>>>>

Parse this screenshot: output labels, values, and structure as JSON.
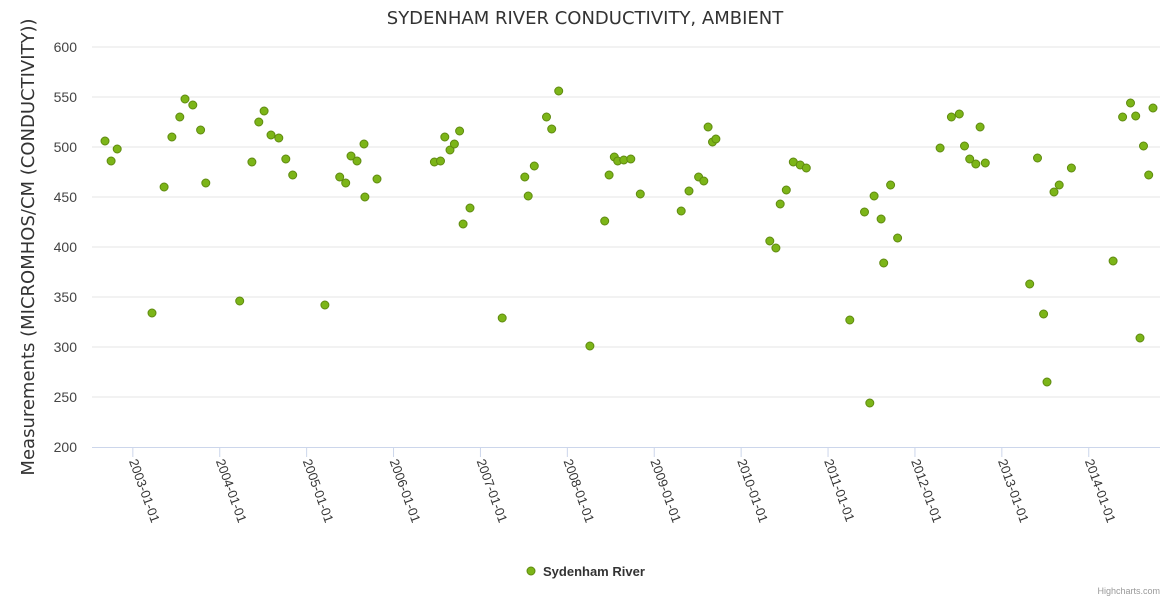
{
  "chart_data": {
    "type": "scatter",
    "title": "SYDENHAM RIVER CONDUCTIVITY, AMBIENT",
    "ylabel": "Measurements (MICROMHOS/CM (CONDUCTIVITY))",
    "xlabel": "",
    "ylim": [
      200,
      600
    ],
    "yticks": [
      200,
      250,
      300,
      350,
      400,
      450,
      500,
      550,
      600
    ],
    "xlim": [
      2002.53,
      2014.82
    ],
    "xticks": [
      {
        "value": 2003.0,
        "label": "2003-01-01"
      },
      {
        "value": 2004.0,
        "label": "2004-01-01"
      },
      {
        "value": 2005.0,
        "label": "2005-01-01"
      },
      {
        "value": 2006.0,
        "label": "2006-01-01"
      },
      {
        "value": 2007.0,
        "label": "2007-01-01"
      },
      {
        "value": 2008.0,
        "label": "2008-01-01"
      },
      {
        "value": 2009.0,
        "label": "2009-01-01"
      },
      {
        "value": 2010.0,
        "label": "2010-01-01"
      },
      {
        "value": 2011.0,
        "label": "2011-01-01"
      },
      {
        "value": 2012.0,
        "label": "2012-01-01"
      },
      {
        "value": 2013.0,
        "label": "2013-01-01"
      },
      {
        "value": 2014.0,
        "label": "2014-01-01"
      }
    ],
    "grid": true,
    "legend_position": "bottom-center",
    "series": [
      {
        "name": "Sydenham River",
        "color": "#7cb518",
        "border_color": "#5f8a10",
        "points": [
          [
            2002.68,
            506
          ],
          [
            2002.75,
            486
          ],
          [
            2002.82,
            498
          ],
          [
            2003.22,
            334
          ],
          [
            2003.36,
            460
          ],
          [
            2003.45,
            510
          ],
          [
            2003.54,
            530
          ],
          [
            2003.6,
            548
          ],
          [
            2003.69,
            542
          ],
          [
            2003.78,
            517
          ],
          [
            2003.84,
            464
          ],
          [
            2004.23,
            346
          ],
          [
            2004.37,
            485
          ],
          [
            2004.45,
            525
          ],
          [
            2004.51,
            536
          ],
          [
            2004.59,
            512
          ],
          [
            2004.68,
            509
          ],
          [
            2004.76,
            488
          ],
          [
            2004.84,
            472
          ],
          [
            2005.21,
            342
          ],
          [
            2005.38,
            470
          ],
          [
            2005.45,
            464
          ],
          [
            2005.51,
            491
          ],
          [
            2005.58,
            486
          ],
          [
            2005.66,
            503
          ],
          [
            2005.67,
            450
          ],
          [
            2005.81,
            468
          ],
          [
            2006.47,
            485
          ],
          [
            2006.54,
            486
          ],
          [
            2006.59,
            510
          ],
          [
            2006.65,
            497
          ],
          [
            2006.7,
            503
          ],
          [
            2006.76,
            516
          ],
          [
            2006.8,
            423
          ],
          [
            2006.88,
            439
          ],
          [
            2007.25,
            329
          ],
          [
            2007.51,
            470
          ],
          [
            2007.55,
            451
          ],
          [
            2007.62,
            481
          ],
          [
            2007.76,
            530
          ],
          [
            2007.82,
            518
          ],
          [
            2007.9,
            556
          ],
          [
            2008.26,
            301
          ],
          [
            2008.43,
            426
          ],
          [
            2008.48,
            472
          ],
          [
            2008.54,
            490
          ],
          [
            2008.58,
            486
          ],
          [
            2008.65,
            487
          ],
          [
            2008.73,
            488
          ],
          [
            2008.84,
            453
          ],
          [
            2009.31,
            436
          ],
          [
            2009.4,
            456
          ],
          [
            2009.51,
            470
          ],
          [
            2009.57,
            466
          ],
          [
            2009.62,
            520
          ],
          [
            2009.67,
            505
          ],
          [
            2009.71,
            508
          ],
          [
            2010.33,
            406
          ],
          [
            2010.4,
            399
          ],
          [
            2010.45,
            443
          ],
          [
            2010.52,
            457
          ],
          [
            2010.6,
            485
          ],
          [
            2010.68,
            482
          ],
          [
            2010.75,
            479
          ],
          [
            2011.25,
            327
          ],
          [
            2011.42,
            435
          ],
          [
            2011.48,
            244
          ],
          [
            2011.53,
            451
          ],
          [
            2011.61,
            428
          ],
          [
            2011.64,
            384
          ],
          [
            2011.72,
            462
          ],
          [
            2011.8,
            409
          ],
          [
            2012.29,
            499
          ],
          [
            2012.42,
            530
          ],
          [
            2012.51,
            533
          ],
          [
            2012.57,
            501
          ],
          [
            2012.63,
            488
          ],
          [
            2012.7,
            483
          ],
          [
            2012.75,
            520
          ],
          [
            2012.81,
            484
          ],
          [
            2013.32,
            363
          ],
          [
            2013.41,
            489
          ],
          [
            2013.48,
            333
          ],
          [
            2013.52,
            265
          ],
          [
            2013.6,
            455
          ],
          [
            2013.66,
            462
          ],
          [
            2013.8,
            479
          ],
          [
            2014.28,
            386
          ],
          [
            2014.39,
            530
          ],
          [
            2014.48,
            544
          ],
          [
            2014.54,
            531
          ],
          [
            2014.59,
            309
          ],
          [
            2014.63,
            501
          ],
          [
            2014.69,
            472
          ],
          [
            2014.74,
            539
          ]
        ]
      }
    ]
  },
  "credits": "Highcharts.com"
}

<<<<

Stated exercise: Quote the entries in full. Any image among them is to be omitted from the copy.

Result:
Parse this screenshot: output labels, values, and structure as JSON.
{
  "chart_data": {
    "type": "scatter",
    "title": "SYDENHAM RIVER CONDUCTIVITY, AMBIENT",
    "ylabel": "Measurements (MICROMHOS/CM (CONDUCTIVITY))",
    "xlabel": "",
    "ylim": [
      200,
      600
    ],
    "yticks": [
      200,
      250,
      300,
      350,
      400,
      450,
      500,
      550,
      600
    ],
    "xlim": [
      2002.53,
      2014.82
    ],
    "xticks": [
      {
        "value": 2003.0,
        "label": "2003-01-01"
      },
      {
        "value": 2004.0,
        "label": "2004-01-01"
      },
      {
        "value": 2005.0,
        "label": "2005-01-01"
      },
      {
        "value": 2006.0,
        "label": "2006-01-01"
      },
      {
        "value": 2007.0,
        "label": "2007-01-01"
      },
      {
        "value": 2008.0,
        "label": "2008-01-01"
      },
      {
        "value": 2009.0,
        "label": "2009-01-01"
      },
      {
        "value": 2010.0,
        "label": "2010-01-01"
      },
      {
        "value": 2011.0,
        "label": "2011-01-01"
      },
      {
        "value": 2012.0,
        "label": "2012-01-01"
      },
      {
        "value": 2013.0,
        "label": "2013-01-01"
      },
      {
        "value": 2014.0,
        "label": "2014-01-01"
      }
    ],
    "grid": true,
    "legend_position": "bottom-center",
    "series": [
      {
        "name": "Sydenham River",
        "color": "#7cb518",
        "border_color": "#5f8a10",
        "points": [
          [
            2002.68,
            506
          ],
          [
            2002.75,
            486
          ],
          [
            2002.82,
            498
          ],
          [
            2003.22,
            334
          ],
          [
            2003.36,
            460
          ],
          [
            2003.45,
            510
          ],
          [
            2003.54,
            530
          ],
          [
            2003.6,
            548
          ],
          [
            2003.69,
            542
          ],
          [
            2003.78,
            517
          ],
          [
            2003.84,
            464
          ],
          [
            2004.23,
            346
          ],
          [
            2004.37,
            485
          ],
          [
            2004.45,
            525
          ],
          [
            2004.51,
            536
          ],
          [
            2004.59,
            512
          ],
          [
            2004.68,
            509
          ],
          [
            2004.76,
            488
          ],
          [
            2004.84,
            472
          ],
          [
            2005.21,
            342
          ],
          [
            2005.38,
            470
          ],
          [
            2005.45,
            464
          ],
          [
            2005.51,
            491
          ],
          [
            2005.58,
            486
          ],
          [
            2005.66,
            503
          ],
          [
            2005.67,
            450
          ],
          [
            2005.81,
            468
          ],
          [
            2006.47,
            485
          ],
          [
            2006.54,
            486
          ],
          [
            2006.59,
            510
          ],
          [
            2006.65,
            497
          ],
          [
            2006.7,
            503
          ],
          [
            2006.76,
            516
          ],
          [
            2006.8,
            423
          ],
          [
            2006.88,
            439
          ],
          [
            2007.25,
            329
          ],
          [
            2007.51,
            470
          ],
          [
            2007.55,
            451
          ],
          [
            2007.62,
            481
          ],
          [
            2007.76,
            530
          ],
          [
            2007.82,
            518
          ],
          [
            2007.9,
            556
          ],
          [
            2008.26,
            301
          ],
          [
            2008.43,
            426
          ],
          [
            2008.48,
            472
          ],
          [
            2008.54,
            490
          ],
          [
            2008.58,
            486
          ],
          [
            2008.65,
            487
          ],
          [
            2008.73,
            488
          ],
          [
            2008.84,
            453
          ],
          [
            2009.31,
            436
          ],
          [
            2009.4,
            456
          ],
          [
            2009.51,
            470
          ],
          [
            2009.57,
            466
          ],
          [
            2009.62,
            520
          ],
          [
            2009.67,
            505
          ],
          [
            2009.71,
            508
          ],
          [
            2010.33,
            406
          ],
          [
            2010.4,
            399
          ],
          [
            2010.45,
            443
          ],
          [
            2010.52,
            457
          ],
          [
            2010.6,
            485
          ],
          [
            2010.68,
            482
          ],
          [
            2010.75,
            479
          ],
          [
            2011.25,
            327
          ],
          [
            2011.42,
            435
          ],
          [
            2011.48,
            244
          ],
          [
            2011.53,
            451
          ],
          [
            2011.61,
            428
          ],
          [
            2011.64,
            384
          ],
          [
            2011.72,
            462
          ],
          [
            2011.8,
            409
          ],
          [
            2012.29,
            499
          ],
          [
            2012.42,
            530
          ],
          [
            2012.51,
            533
          ],
          [
            2012.57,
            501
          ],
          [
            2012.63,
            488
          ],
          [
            2012.7,
            483
          ],
          [
            2012.75,
            520
          ],
          [
            2012.81,
            484
          ],
          [
            2013.32,
            363
          ],
          [
            2013.41,
            489
          ],
          [
            2013.48,
            333
          ],
          [
            2013.52,
            265
          ],
          [
            2013.6,
            455
          ],
          [
            2013.66,
            462
          ],
          [
            2013.8,
            479
          ],
          [
            2014.28,
            386
          ],
          [
            2014.39,
            530
          ],
          [
            2014.48,
            544
          ],
          [
            2014.54,
            531
          ],
          [
            2014.59,
            309
          ],
          [
            2014.63,
            501
          ],
          [
            2014.69,
            472
          ],
          [
            2014.74,
            539
          ]
        ]
      }
    ]
  },
  "credits": "Highcharts.com"
}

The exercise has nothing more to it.